Some items:
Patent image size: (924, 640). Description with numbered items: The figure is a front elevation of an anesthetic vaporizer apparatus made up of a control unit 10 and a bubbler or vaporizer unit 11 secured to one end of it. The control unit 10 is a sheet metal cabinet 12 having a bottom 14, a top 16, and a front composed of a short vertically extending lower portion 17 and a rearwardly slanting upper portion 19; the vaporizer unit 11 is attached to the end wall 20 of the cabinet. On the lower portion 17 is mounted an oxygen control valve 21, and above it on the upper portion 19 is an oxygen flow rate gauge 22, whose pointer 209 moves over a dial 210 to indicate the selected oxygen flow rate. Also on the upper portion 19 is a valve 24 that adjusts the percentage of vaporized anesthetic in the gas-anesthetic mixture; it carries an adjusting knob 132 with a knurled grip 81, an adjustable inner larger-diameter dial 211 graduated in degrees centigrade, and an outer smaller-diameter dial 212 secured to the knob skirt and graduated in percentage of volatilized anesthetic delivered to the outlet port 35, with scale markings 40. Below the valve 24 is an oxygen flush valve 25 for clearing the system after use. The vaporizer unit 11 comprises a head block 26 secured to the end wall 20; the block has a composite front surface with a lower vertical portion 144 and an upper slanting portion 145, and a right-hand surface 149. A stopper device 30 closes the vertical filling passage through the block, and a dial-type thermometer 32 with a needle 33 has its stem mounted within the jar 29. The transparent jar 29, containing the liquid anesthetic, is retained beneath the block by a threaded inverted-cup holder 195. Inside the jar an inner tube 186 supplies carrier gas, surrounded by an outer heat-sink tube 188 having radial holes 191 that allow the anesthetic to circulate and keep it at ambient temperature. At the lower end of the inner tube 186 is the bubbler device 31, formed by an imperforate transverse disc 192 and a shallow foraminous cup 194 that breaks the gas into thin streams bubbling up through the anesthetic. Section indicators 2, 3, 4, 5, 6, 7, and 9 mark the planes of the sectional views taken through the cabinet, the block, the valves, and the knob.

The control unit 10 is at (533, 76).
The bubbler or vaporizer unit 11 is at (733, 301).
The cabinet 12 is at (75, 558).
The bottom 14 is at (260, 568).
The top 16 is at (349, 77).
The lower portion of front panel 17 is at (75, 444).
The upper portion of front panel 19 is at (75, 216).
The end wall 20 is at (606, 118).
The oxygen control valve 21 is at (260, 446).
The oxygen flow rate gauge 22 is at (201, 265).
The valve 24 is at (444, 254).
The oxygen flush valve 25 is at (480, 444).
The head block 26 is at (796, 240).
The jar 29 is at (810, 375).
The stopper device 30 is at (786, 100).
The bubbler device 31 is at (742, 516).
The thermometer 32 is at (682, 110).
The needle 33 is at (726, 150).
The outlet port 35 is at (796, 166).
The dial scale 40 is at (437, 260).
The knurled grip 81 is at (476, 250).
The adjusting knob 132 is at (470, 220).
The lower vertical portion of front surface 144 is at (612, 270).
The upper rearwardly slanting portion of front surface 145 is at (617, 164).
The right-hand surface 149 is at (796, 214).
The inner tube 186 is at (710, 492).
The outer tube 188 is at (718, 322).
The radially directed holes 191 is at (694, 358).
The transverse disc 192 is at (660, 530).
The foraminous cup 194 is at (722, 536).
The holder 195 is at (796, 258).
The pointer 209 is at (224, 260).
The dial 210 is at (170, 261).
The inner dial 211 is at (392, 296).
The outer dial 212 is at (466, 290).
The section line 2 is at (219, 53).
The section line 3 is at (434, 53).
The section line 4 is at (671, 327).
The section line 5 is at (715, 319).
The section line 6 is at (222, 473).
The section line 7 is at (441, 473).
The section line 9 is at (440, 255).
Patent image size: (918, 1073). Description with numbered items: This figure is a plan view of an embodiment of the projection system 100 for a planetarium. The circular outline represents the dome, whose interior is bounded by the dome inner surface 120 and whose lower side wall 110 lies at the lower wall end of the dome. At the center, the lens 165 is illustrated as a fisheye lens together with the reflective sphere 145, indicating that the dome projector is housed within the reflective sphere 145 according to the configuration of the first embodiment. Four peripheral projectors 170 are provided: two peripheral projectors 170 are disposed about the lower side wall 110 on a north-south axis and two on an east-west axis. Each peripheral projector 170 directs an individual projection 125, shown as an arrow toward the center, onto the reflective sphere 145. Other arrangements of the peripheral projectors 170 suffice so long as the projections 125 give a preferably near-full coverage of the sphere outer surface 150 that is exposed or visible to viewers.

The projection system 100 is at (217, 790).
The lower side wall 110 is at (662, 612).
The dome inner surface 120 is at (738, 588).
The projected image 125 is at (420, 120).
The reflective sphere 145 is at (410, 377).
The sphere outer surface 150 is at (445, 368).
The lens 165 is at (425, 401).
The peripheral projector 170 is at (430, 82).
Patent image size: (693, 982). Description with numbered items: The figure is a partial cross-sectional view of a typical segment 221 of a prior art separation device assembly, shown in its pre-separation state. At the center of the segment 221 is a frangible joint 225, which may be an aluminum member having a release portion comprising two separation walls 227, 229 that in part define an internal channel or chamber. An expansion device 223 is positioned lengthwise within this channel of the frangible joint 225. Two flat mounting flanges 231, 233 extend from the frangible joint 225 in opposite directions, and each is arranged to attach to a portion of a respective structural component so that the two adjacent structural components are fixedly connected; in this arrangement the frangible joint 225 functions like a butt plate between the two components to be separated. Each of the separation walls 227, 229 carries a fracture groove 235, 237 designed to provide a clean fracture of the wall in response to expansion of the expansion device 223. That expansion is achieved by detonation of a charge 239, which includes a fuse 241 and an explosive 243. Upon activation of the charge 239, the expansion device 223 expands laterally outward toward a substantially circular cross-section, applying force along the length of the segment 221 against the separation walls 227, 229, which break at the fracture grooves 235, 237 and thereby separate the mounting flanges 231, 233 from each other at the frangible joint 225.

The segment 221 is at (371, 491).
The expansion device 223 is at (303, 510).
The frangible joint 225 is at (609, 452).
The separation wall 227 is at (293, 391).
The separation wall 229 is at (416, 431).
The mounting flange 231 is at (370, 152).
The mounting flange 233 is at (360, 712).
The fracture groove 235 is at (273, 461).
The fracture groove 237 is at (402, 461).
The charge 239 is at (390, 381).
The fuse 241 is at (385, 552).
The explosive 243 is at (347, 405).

§ What is needed
Duplicate the stretch from the line containing "Patent image size: (918, 1073)." through the line containing "The peripheral projector 170 is at (430, 82).", both included.

§ Problem solution
Patent image size: (918, 1073). Description with numbered items: This figure is a plan view of an embodiment of the projection system 100 for a planetarium. The circular outline represents the dome, whose interior is bounded by the dome inner surface 120 and whose lower side wall 110 lies at the lower wall end of the dome. At the center, the lens 165 is illustrated as a fisheye lens together with the reflective sphere 145, indicating that the dome projector is housed within the reflective sphere 145 according to the configuration of the first embodiment. Four peripheral projectors 170 are provided: two peripheral projectors 170 are disposed about the lower side wall 110 on a north-south axis and two on an east-west axis. Each peripheral projector 170 directs an individual projection 125, shown as an arrow toward the center, onto the reflective sphere 145. Other arrangements of the peripheral projectors 170 suffice so long as the projections 125 give a preferably near-full coverage of the sphere outer surface 150 that is exposed or visible to viewers.

The projection system 100 is at (217, 790).
The lower side wall 110 is at (662, 612).
The dome inner surface 120 is at (738, 588).
The projected image 125 is at (420, 120).
The reflective sphere 145 is at (410, 377).
The sphere outer surface 150 is at (445, 368).
The lens 165 is at (425, 401).
The peripheral projector 170 is at (430, 82).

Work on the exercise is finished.